(Image region annotations):
**********

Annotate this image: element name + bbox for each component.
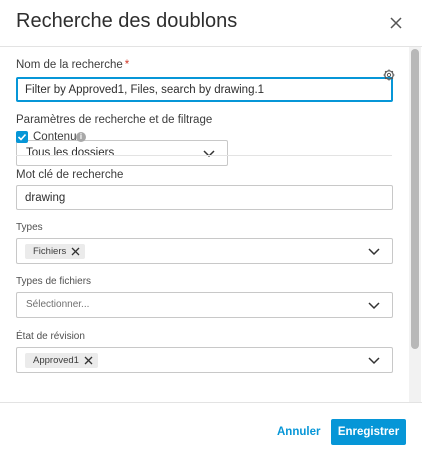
folder-select[interactable]: Tous les dossiers — [16, 140, 228, 166]
chevron-down-icon — [368, 247, 380, 257]
chip-approved1: Approved1 — [25, 353, 98, 368]
content-checkbox[interactable] — [16, 131, 28, 143]
file-types-label: Types de fichiers — [16, 276, 92, 287]
search-name-label: Nom de la recherche * — [16, 59, 130, 71]
chevron-down-icon — [368, 356, 380, 366]
folder-select-value: Tous les dossiers — [26, 147, 115, 159]
duplicate-search-dialog: Recherche des doublons Nom de la recherc… — [0, 0, 422, 455]
chevron-down-icon — [203, 149, 215, 159]
types-select[interactable]: Fichiers — [16, 238, 393, 264]
dialog-title: Recherche des doublons — [16, 10, 238, 32]
chip-remove-icon[interactable] — [71, 247, 80, 256]
revision-state-select[interactable]: Approved1 — [16, 347, 393, 373]
required-mark: * — [124, 59, 130, 71]
chip-remove-icon[interactable] — [84, 356, 93, 365]
file-types-select[interactable]: Sélectionner... — [16, 292, 393, 318]
search-name-input[interactable] — [16, 77, 393, 102]
chip-fichiers: Fichiers — [25, 244, 86, 259]
types-label: Types — [16, 222, 43, 233]
save-button[interactable]: Enregistrer — [331, 419, 406, 445]
close-icon[interactable] — [386, 13, 406, 33]
info-icon[interactable]: i — [76, 132, 86, 142]
section-divider — [16, 155, 392, 156]
chevron-down-icon — [368, 301, 380, 311]
filter-params-label: Paramètres de recherche et de filtrage — [16, 114, 213, 126]
scrollbar-thumb[interactable] — [411, 49, 419, 349]
dialog-footer: Annuler Enregistrer — [0, 402, 422, 455]
cancel-button[interactable]: Annuler — [268, 419, 329, 445]
keyword-input[interactable] — [16, 185, 393, 210]
keyword-label: Mot clé de recherche — [16, 169, 124, 181]
content-checkbox-label: Contenu — [33, 131, 77, 143]
gear-icon[interactable] — [383, 69, 395, 81]
file-types-placeholder: Sélectionner... — [26, 299, 90, 310]
dialog-header: Recherche des doublons — [0, 0, 422, 47]
revision-state-label: État de révision — [16, 331, 85, 342]
dialog-body[interactable]: Nom de la recherche* Paramètres de reche… — [0, 47, 422, 402]
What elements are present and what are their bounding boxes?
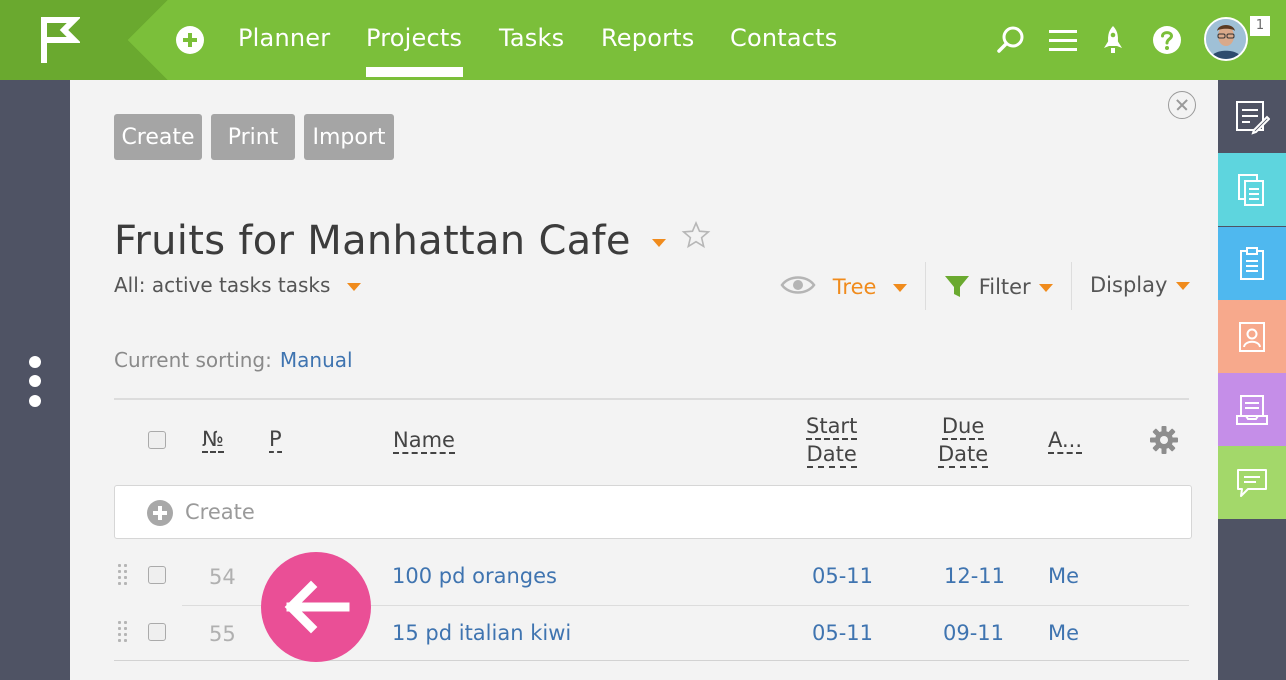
nav-planner[interactable]: Planner (238, 24, 330, 52)
chevron-down-icon (1039, 284, 1054, 292)
inbox-icon (1236, 394, 1268, 425)
star-icon[interactable] (681, 220, 711, 250)
active-nav-indicator (366, 67, 463, 77)
import-button[interactable]: Import (304, 114, 394, 160)
contact-card-icon (1239, 321, 1265, 352)
plus-circle-icon (147, 500, 173, 526)
task-number: 54 (209, 565, 236, 589)
page-title-wrap: Fruits for Manhattan Cafe (114, 218, 711, 264)
column-header-assignee[interactable]: A... (1048, 428, 1083, 454)
column-header-number[interactable]: № (202, 427, 224, 453)
avatar-portrait (1206, 19, 1246, 59)
tab-notes[interactable] (1218, 80, 1286, 153)
chevron-down-icon (893, 284, 908, 292)
due-date-line1: Due (941, 414, 985, 440)
task-start-date[interactable]: 05-11 (812, 564, 873, 588)
create-button[interactable]: Create (114, 114, 202, 160)
column-header-name[interactable]: Name (393, 428, 455, 454)
search-icon[interactable] (994, 22, 1028, 58)
filter-label: Filter (978, 275, 1031, 299)
current-sorting: Current sorting: Manual (114, 348, 353, 372)
divider (925, 262, 926, 310)
filter-dropdown[interactable]: Filter (944, 273, 1054, 299)
documents-icon (1238, 173, 1264, 206)
help-icon[interactable] (1150, 22, 1184, 58)
user-avatar[interactable] (1204, 17, 1248, 61)
funnel-icon (945, 276, 969, 297)
tab-inbox[interactable] (1218, 373, 1286, 446)
task-due-date[interactable]: 09-11 (943, 621, 1004, 645)
edit-note-icon (1236, 100, 1270, 135)
divider (1071, 262, 1072, 310)
create-task-placeholder: Create (185, 500, 255, 524)
flag-logo-icon (41, 17, 80, 63)
more-dot[interactable] (29, 395, 41, 407)
select-all-checkbox[interactable] (148, 431, 166, 449)
sorting-value-link[interactable]: Manual (280, 348, 353, 372)
clipboard-icon (1240, 246, 1264, 280)
column-header-due-date[interactable]: Due Date (938, 412, 989, 468)
chat-icon (1237, 468, 1267, 497)
display-label: Display (1090, 273, 1168, 297)
tab-chat[interactable] (1218, 446, 1286, 519)
more-dot[interactable] (29, 375, 41, 387)
view-mode-label: Tree (832, 275, 877, 299)
back-button[interactable] (261, 552, 371, 662)
nav-tasks[interactable]: Tasks (499, 24, 564, 52)
task-assignee[interactable]: Me (1048, 621, 1079, 645)
create-task-row[interactable]: Create (114, 485, 1192, 539)
task-assignee[interactable]: Me (1048, 564, 1079, 588)
logo-area[interactable] (0, 0, 128, 80)
chevron-down-icon (1176, 282, 1191, 290)
task-number: 55 (209, 622, 236, 646)
rocket-icon[interactable] (1096, 22, 1130, 58)
tab-clipboard[interactable] (1218, 227, 1286, 300)
task-name-link[interactable]: 15 pd italian kiwi (392, 621, 571, 645)
task-start-date[interactable]: 05-11 (812, 621, 873, 645)
page-title: Fruits for Manhattan Cafe (114, 218, 631, 264)
display-dropdown[interactable]: Display (1090, 273, 1191, 297)
eye-icon (780, 276, 816, 294)
drag-handle-icon[interactable] (118, 621, 128, 643)
divider (114, 398, 1189, 400)
column-header-start-date[interactable]: Start Date (806, 412, 858, 468)
row-checkbox[interactable] (148, 623, 166, 641)
menu-icon[interactable] (1046, 22, 1080, 58)
more-dot[interactable] (29, 356, 41, 368)
nav-reports[interactable]: Reports (601, 24, 694, 52)
quick-add-button[interactable] (176, 26, 204, 54)
nav-contacts[interactable]: Contacts (730, 24, 837, 52)
view-mode-dropdown[interactable]: Tree (780, 273, 908, 299)
project-panel: Create Print Import Fruits for Manhattan… (70, 80, 1218, 680)
drag-handle-icon[interactable] (118, 564, 128, 586)
gear-icon[interactable] (1149, 425, 1179, 455)
start-date-line2: Date (806, 442, 857, 468)
task-name-link[interactable]: 100 pd oranges (392, 564, 557, 588)
column-header-priority[interactable]: P (269, 427, 282, 453)
task-filter-dropdown[interactable]: All: active tasks tasks (114, 273, 361, 297)
task-filter-label: All: active tasks tasks (114, 273, 331, 297)
nav-projects[interactable]: Projects (366, 24, 462, 52)
logo-wedge (128, 0, 168, 80)
notification-badge[interactable]: 1 (1250, 16, 1270, 36)
tab-contacts[interactable] (1218, 300, 1286, 373)
due-date-line2: Date (938, 442, 989, 468)
print-button[interactable]: Print (211, 114, 295, 160)
sorting-label: Current sorting: (114, 348, 272, 372)
title-dropdown-icon[interactable] (651, 239, 666, 247)
close-icon[interactable] (1168, 91, 1196, 119)
arrow-left-icon (284, 580, 350, 634)
chevron-down-icon (346, 282, 361, 291)
task-due-date[interactable]: 12-11 (944, 564, 1005, 588)
start-date-line1: Start (806, 414, 858, 440)
tab-documents[interactable] (1218, 153, 1286, 226)
row-checkbox[interactable] (148, 566, 166, 584)
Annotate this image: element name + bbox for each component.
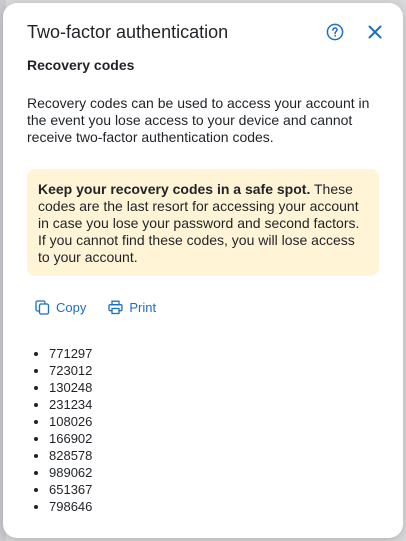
recovery-code: 798646 (49, 498, 92, 515)
recovery-code: 108026 (49, 413, 92, 430)
copy-icon (35, 300, 50, 315)
section-title: Recovery codes (27, 57, 135, 73)
dialog-header: Two-factor authentication (27, 18, 387, 46)
recovery-code: 166902 (49, 430, 92, 447)
code-actions: Copy Print (35, 300, 178, 315)
recovery-code: 651367 (49, 481, 92, 498)
two-factor-dialog: Two-factor authentication Recovery codes… (3, 3, 403, 538)
intro-text: Recovery codes can be used to access you… (27, 95, 370, 145)
warning-callout: Keep your recovery codes in a safe spot.… (27, 169, 379, 276)
help-button[interactable] (323, 20, 347, 44)
recovery-code: 231234 (49, 396, 92, 413)
recovery-code: 130248 (49, 379, 92, 396)
dialog-title: Two-factor authentication (27, 21, 229, 42)
recovery-code: 989062 (49, 464, 92, 481)
close-icon (368, 25, 382, 39)
recovery-code: 723012 (49, 362, 92, 379)
print-label: Print (129, 300, 157, 315)
copy-button[interactable]: Copy (35, 300, 86, 315)
warning-heading: Keep your recovery codes in a safe spot. (38, 181, 311, 197)
copy-label: Copy (56, 300, 87, 315)
recovery-code: 828578 (49, 447, 92, 464)
help-circle-icon (326, 23, 344, 41)
printer-icon (108, 300, 124, 315)
recovery-code: 771297 (49, 345, 92, 362)
recovery-codes-list: 771297 723012 130248 231234 108026 16690… (29, 345, 92, 515)
print-button[interactable]: Print (108, 300, 156, 315)
close-button[interactable] (363, 20, 387, 44)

**********

(TASK DESCRIPTION):
Format the lines as a JSON list of strings, one string per line, leaving out any blank lines. Begin at the line that contains "folder-select[interactable]: Tous les" and stop after the line that contains "chip-remove-icon[interactable] — [84, 356, 93, 365]".

(EXERCISE OUTPUT):
[
  "folder-select[interactable]: Tous les dossiers — [16, 140, 228, 166]",
  "chevron-down-icon — [368, 247, 380, 257]",
  "chip-approved1: Approved1 — [25, 353, 98, 368]",
  "content-checkbox[interactable] — [16, 131, 28, 143]",
  "file-types-label: Types de fichiers — [16, 276, 92, 287]",
  "search-name-label: Nom de la recherche * — [16, 59, 130, 71]",
  "chevron-down-icon — [368, 356, 380, 366]",
  "folder-select-value: Tous les dossiers — [26, 147, 115, 159]",
  "duplicate-search-dialog: Recherche des doublons Nom de la recherc… — [0, 0, 422, 455]",
  "chevron-down-icon — [203, 149, 215, 159]",
  "types-select[interactable]: Fichiers — [16, 238, 393, 264]",
  "dialog-title: Recherche des doublons — [16, 10, 238, 32]",
  "chip-remove-icon[interactable] — [71, 247, 80, 256]",
  "revision-state-select[interactable]: Approved1 — [16, 347, 393, 373]",
  "required-mark: * — [124, 59, 130, 71]",
  "chip-remove-icon[interactable] — [84, 356, 93, 365]"
]